Find the lines with "modifyJpqlCondition" in them and copy them out.

-- START --

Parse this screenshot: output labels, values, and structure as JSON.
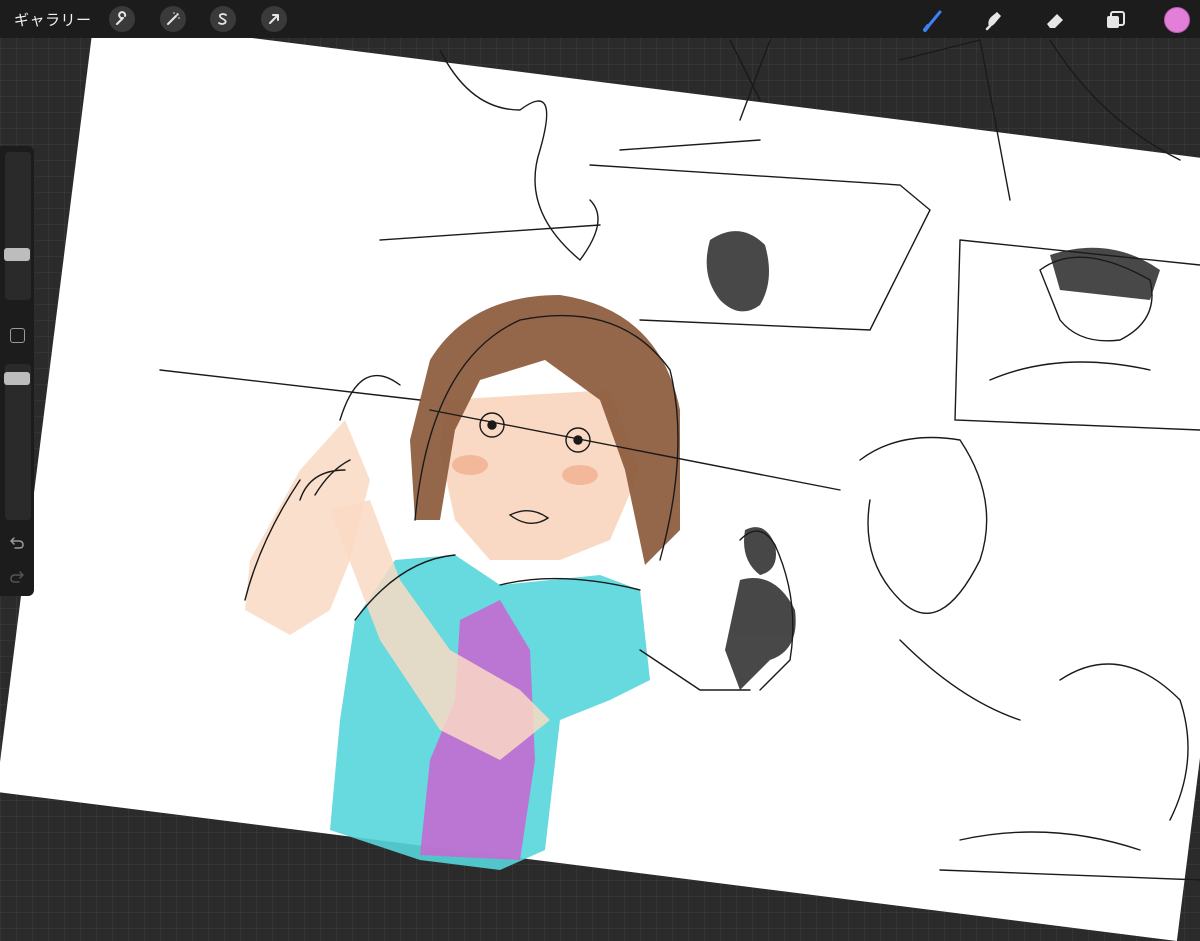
{
  "topbar": {
    "gallery_label": "ギャラリー",
    "left_tools": [
      {
        "name": "actions",
        "icon": "wrench-icon"
      },
      {
        "name": "adjustments",
        "icon": "magic-wand-icon"
      },
      {
        "name": "selection",
        "icon": "selection-s-icon"
      },
      {
        "name": "transform",
        "icon": "arrow-cursor-icon"
      }
    ],
    "right_tools": [
      {
        "name": "brush",
        "icon": "brush-icon",
        "active": true
      },
      {
        "name": "smudge",
        "icon": "smudge-icon",
        "active": false
      },
      {
        "name": "eraser",
        "icon": "eraser-icon",
        "active": false
      },
      {
        "name": "layers",
        "icon": "layers-icon",
        "active": false
      }
    ],
    "active_tool_color": "#3b82f6",
    "current_color": "#e47fd9"
  },
  "sidebar": {
    "brush_size_level": 0.7,
    "opacity_level": 0.93,
    "undo_icon": "undo-icon",
    "redo_icon": "redo-icon",
    "modify_icon": "square-icon"
  },
  "artwork": {
    "subject": "sketch",
    "colors": {
      "hair": "#8b5a3c",
      "skin": "#fad9c4",
      "jacket": "#55d6dc",
      "shirt": "#c46ad3",
      "lines": "#1a1a1a"
    }
  }
}
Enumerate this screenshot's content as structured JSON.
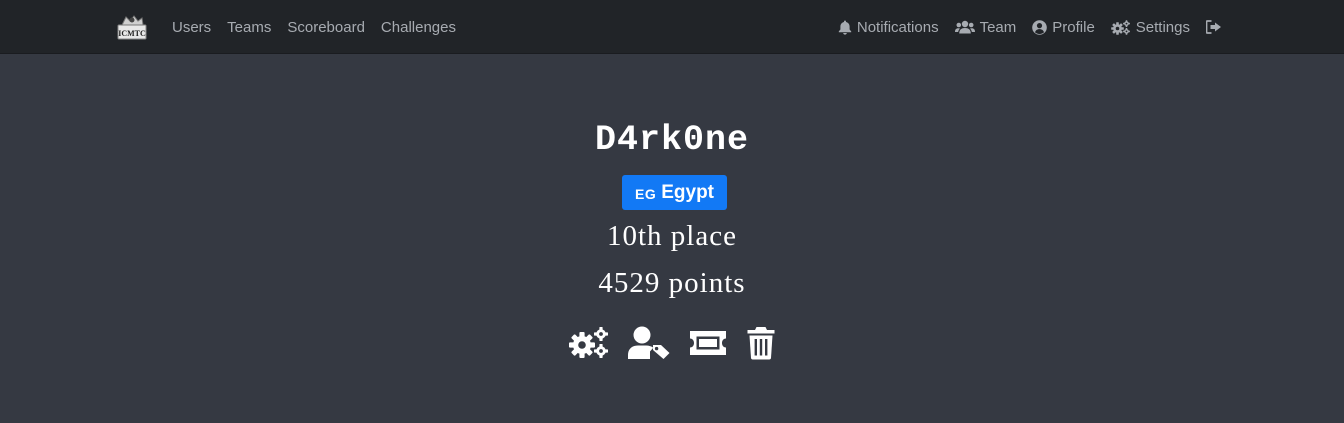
{
  "navbar": {
    "logo_text": "ICMTC",
    "left_links": [
      {
        "label": "Users"
      },
      {
        "label": "Teams"
      },
      {
        "label": "Scoreboard"
      },
      {
        "label": "Challenges"
      }
    ],
    "right_links": [
      {
        "label": "Notifications",
        "icon": "bell-icon"
      },
      {
        "label": "Team",
        "icon": "users-icon"
      },
      {
        "label": "Profile",
        "icon": "user-circle-icon"
      },
      {
        "label": "Settings",
        "icon": "cogs-icon"
      }
    ],
    "logout_icon": "sign-out-icon"
  },
  "profile": {
    "username": "D4rk0ne",
    "country_code": "EG",
    "country_name": "Egypt",
    "place": "10th place",
    "points": "4529 points",
    "actions": [
      {
        "icon": "cogs-icon"
      },
      {
        "icon": "user-tag-icon"
      },
      {
        "icon": "ticket-icon"
      },
      {
        "icon": "trash-icon"
      }
    ]
  },
  "colors": {
    "background": "#353942",
    "navbar": "#212428",
    "nav_text": "#a7abb1",
    "badge": "#1279f5",
    "text": "#ffffff"
  }
}
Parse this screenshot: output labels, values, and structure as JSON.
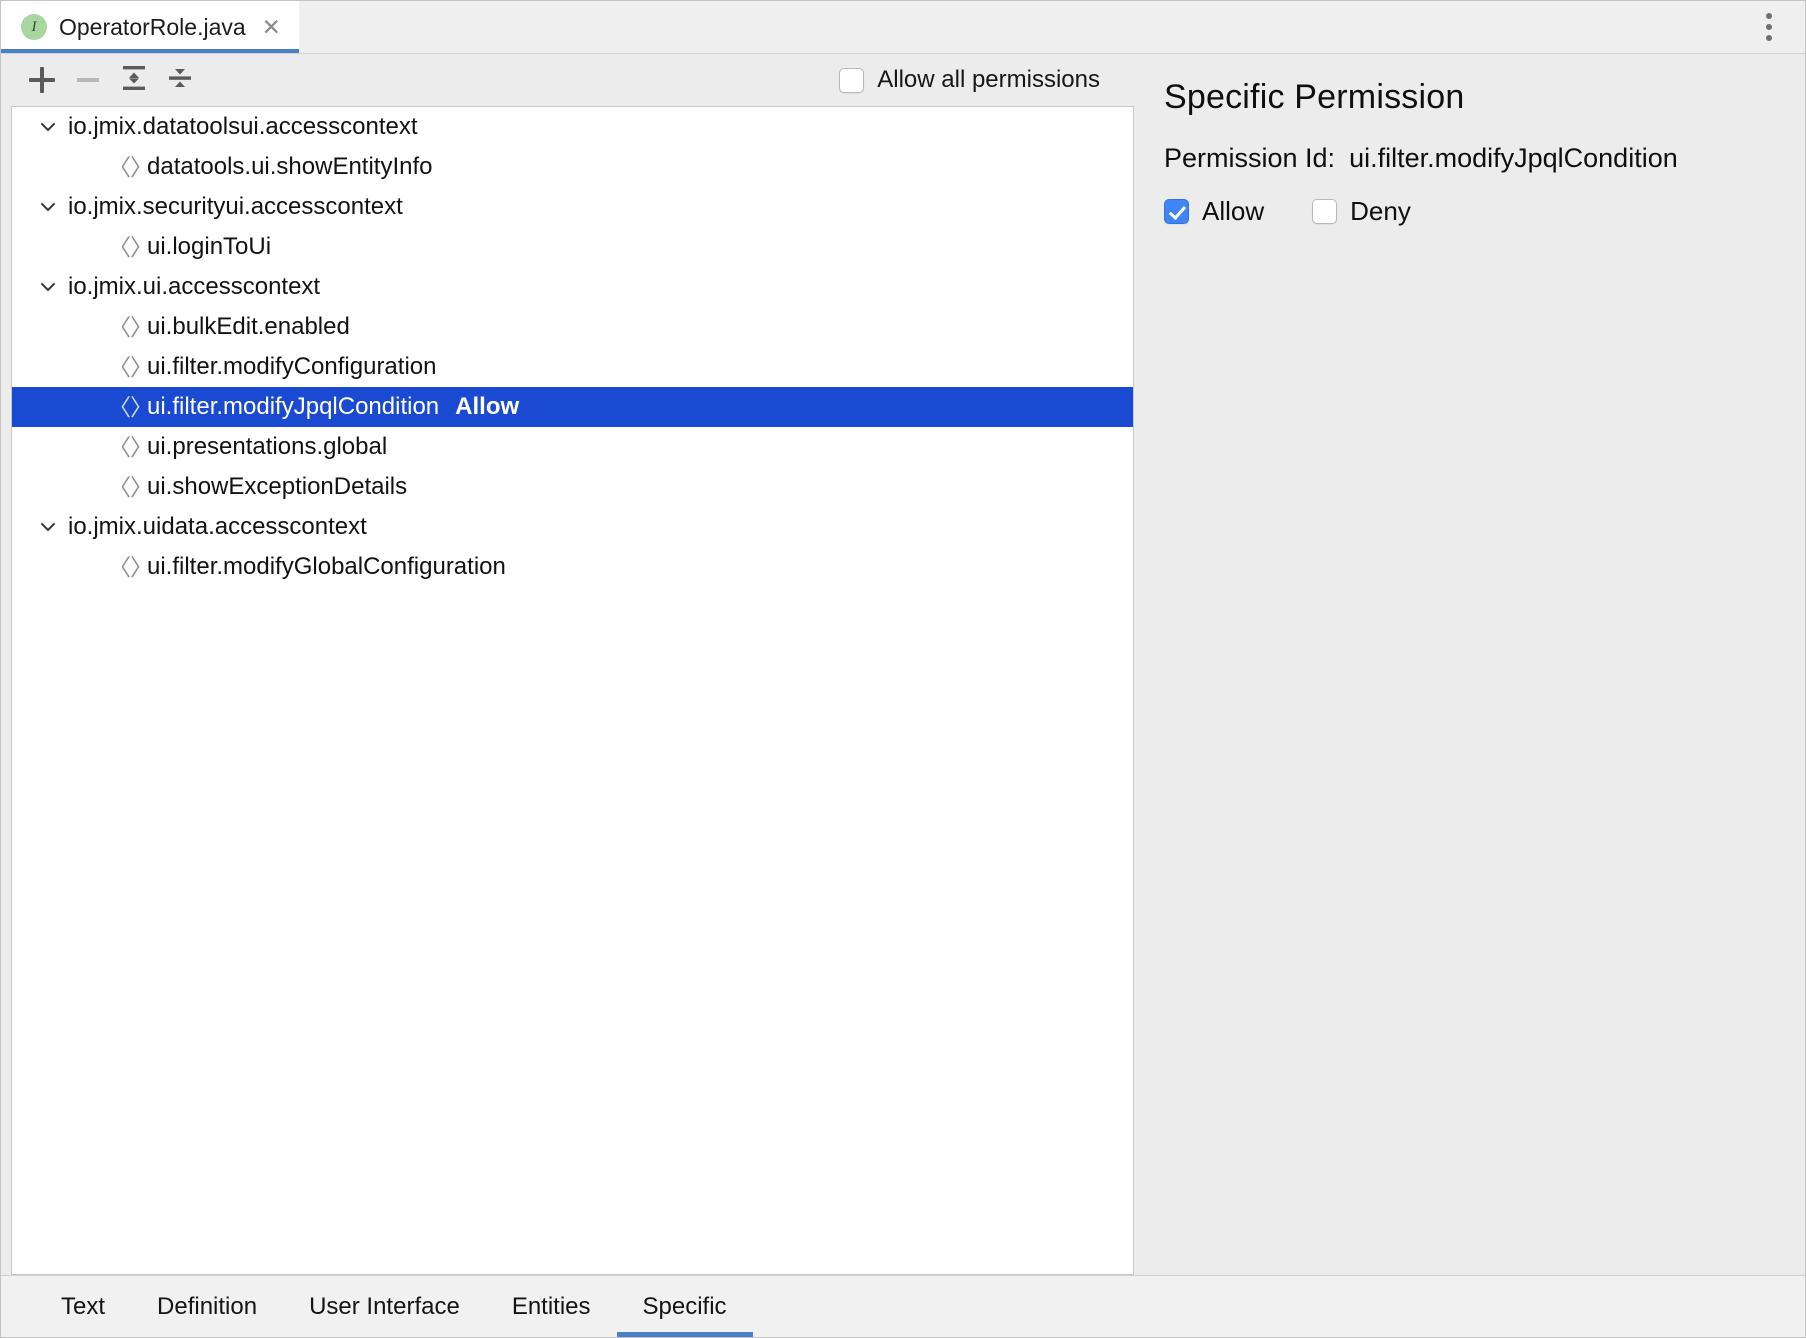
{
  "window": {
    "kebab_icon": "more-vertical-icon"
  },
  "editor_tab": {
    "icon_letter": "I",
    "icon_name": "java-interface-icon",
    "filename": "OperatorRole.java",
    "close_glyph": "✕"
  },
  "toolbar": {
    "add_label": "+",
    "remove_label": "−",
    "expand_all_name": "expand-all-icon",
    "collapse_all_name": "collapse-all-icon",
    "allow_all_label": "Allow all permissions",
    "allow_all_checked": false
  },
  "tree": {
    "diamond_glyph": "〈〉",
    "nodes": [
      {
        "type": "group",
        "label": "io.jmix.datatoolsui.accesscontext",
        "expanded": true,
        "children": [
          {
            "type": "leaf",
            "label": "datatools.ui.showEntityInfo",
            "state": "",
            "selected": false
          }
        ]
      },
      {
        "type": "group",
        "label": "io.jmix.securityui.accesscontext",
        "expanded": true,
        "children": [
          {
            "type": "leaf",
            "label": "ui.loginToUi",
            "state": "",
            "selected": false
          }
        ]
      },
      {
        "type": "group",
        "label": "io.jmix.ui.accesscontext",
        "expanded": true,
        "children": [
          {
            "type": "leaf",
            "label": "ui.bulkEdit.enabled",
            "state": "",
            "selected": false
          },
          {
            "type": "leaf",
            "label": "ui.filter.modifyConfiguration",
            "state": "",
            "selected": false
          },
          {
            "type": "leaf",
            "label": "ui.filter.modifyJpqlCondition",
            "state": "Allow",
            "selected": true
          },
          {
            "type": "leaf",
            "label": "ui.presentations.global",
            "state": "",
            "selected": false
          },
          {
            "type": "leaf",
            "label": "ui.showExceptionDetails",
            "state": "",
            "selected": false
          }
        ]
      },
      {
        "type": "group",
        "label": "io.jmix.uidata.accesscontext",
        "expanded": true,
        "children": [
          {
            "type": "leaf",
            "label": "ui.filter.modifyGlobalConfiguration",
            "state": "",
            "selected": false
          }
        ]
      }
    ]
  },
  "detail": {
    "title": "Specific Permission",
    "permission_id_label": "Permission Id:",
    "permission_id_value": "ui.filter.modifyJpqlCondition",
    "allow_label": "Allow",
    "allow_checked": true,
    "deny_label": "Deny",
    "deny_checked": false
  },
  "bottom_tabs": {
    "items": [
      {
        "label": "Text",
        "active": false
      },
      {
        "label": "Definition",
        "active": false
      },
      {
        "label": "User Interface",
        "active": false
      },
      {
        "label": "Entities",
        "active": false
      },
      {
        "label": "Specific",
        "active": true
      }
    ]
  },
  "colors": {
    "selection_blue": "#1b4ad2",
    "accent_underline": "#4a81c4",
    "checkbox_blue": "#3f85f5",
    "panel_bg": "#ececec",
    "tree_bg": "#ffffff"
  }
}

-- END --

**Written reply**
            "label": "ui.filter.modifyJpqlCondition",
    "permission_id_value": "ui.filter.modifyJpqlCondition",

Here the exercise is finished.